[CHALLENGE]:
Transcribe the data that follows precisely, omitting nothing.

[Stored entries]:
+ + + +
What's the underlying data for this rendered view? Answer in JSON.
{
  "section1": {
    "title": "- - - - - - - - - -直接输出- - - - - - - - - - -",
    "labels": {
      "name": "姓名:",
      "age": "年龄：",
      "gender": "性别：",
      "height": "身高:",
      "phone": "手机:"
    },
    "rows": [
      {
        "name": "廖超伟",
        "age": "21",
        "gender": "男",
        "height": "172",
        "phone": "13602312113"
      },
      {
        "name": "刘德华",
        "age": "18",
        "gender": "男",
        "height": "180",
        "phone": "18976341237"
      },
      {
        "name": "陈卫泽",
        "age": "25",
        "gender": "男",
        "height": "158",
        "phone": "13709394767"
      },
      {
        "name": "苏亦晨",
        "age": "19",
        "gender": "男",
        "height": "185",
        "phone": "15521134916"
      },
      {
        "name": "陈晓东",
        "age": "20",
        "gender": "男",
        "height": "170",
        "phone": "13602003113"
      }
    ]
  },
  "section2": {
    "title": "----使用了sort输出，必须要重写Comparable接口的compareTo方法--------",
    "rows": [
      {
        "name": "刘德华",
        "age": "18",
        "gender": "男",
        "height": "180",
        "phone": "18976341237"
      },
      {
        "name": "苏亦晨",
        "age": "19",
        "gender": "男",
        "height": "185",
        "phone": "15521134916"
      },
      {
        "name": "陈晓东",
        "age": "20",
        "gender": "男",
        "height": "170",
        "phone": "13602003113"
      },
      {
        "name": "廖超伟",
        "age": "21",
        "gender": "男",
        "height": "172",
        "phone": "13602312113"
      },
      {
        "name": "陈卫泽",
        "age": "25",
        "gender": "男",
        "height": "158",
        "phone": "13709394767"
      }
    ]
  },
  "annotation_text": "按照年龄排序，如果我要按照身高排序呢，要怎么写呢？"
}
+ + + +
[FINAL RESULT]:
What's the underlying data for this rendered view? Answer in JSON.
{
  "section1": {
    "title": "- - - - - - - - - -直接输出- - - - - - - - - - -",
    "labels": {
      "name": "姓名:",
      "age": "年龄：",
      "gender": "性别：",
      "height": "身高:",
      "phone": "手机:"
    },
    "rows": [
      {
        "name": "廖超伟",
        "age": "21",
        "gender": "男",
        "height": "172",
        "phone": "13602312113"
      },
      {
        "name": "刘德华",
        "age": "18",
        "gender": "男",
        "height": "180",
        "phone": "18976341237"
      },
      {
        "name": "陈卫泽",
        "age": "25",
        "gender": "男",
        "height": "158",
        "phone": "13709394767"
      },
      {
        "name": "苏亦晨",
        "age": "19",
        "gender": "男",
        "height": "185",
        "phone": "15521134916"
      },
      {
        "name": "陈晓东",
        "age": "20",
        "gender": "男",
        "height": "170",
        "phone": "13602003113"
      }
    ]
  },
  "section2": {
    "title": "----使用了sort输出，必须要重写Comparable接口的compareTo方法--------",
    "rows": [
      {
        "name": "刘德华",
        "age": "18",
        "gender": "男",
        "height": "180",
        "phone": "18976341237"
      },
      {
        "name": "苏亦晨",
        "age": "19",
        "gender": "男",
        "height": "185",
        "phone": "15521134916"
      },
      {
        "name": "陈晓东",
        "age": "20",
        "gender": "男",
        "height": "170",
        "phone": "13602003113"
      },
      {
        "name": "廖超伟",
        "age": "21",
        "gender": "男",
        "height": "172",
        "phone": "13602312113"
      },
      {
        "name": "陈卫泽",
        "age": "25",
        "gender": "男",
        "height": "158",
        "phone": "13709394767"
      }
    ]
  },
  "annotation_text": "按照年龄排序，如果我要按照身高排序呢，要怎么写呢？"
}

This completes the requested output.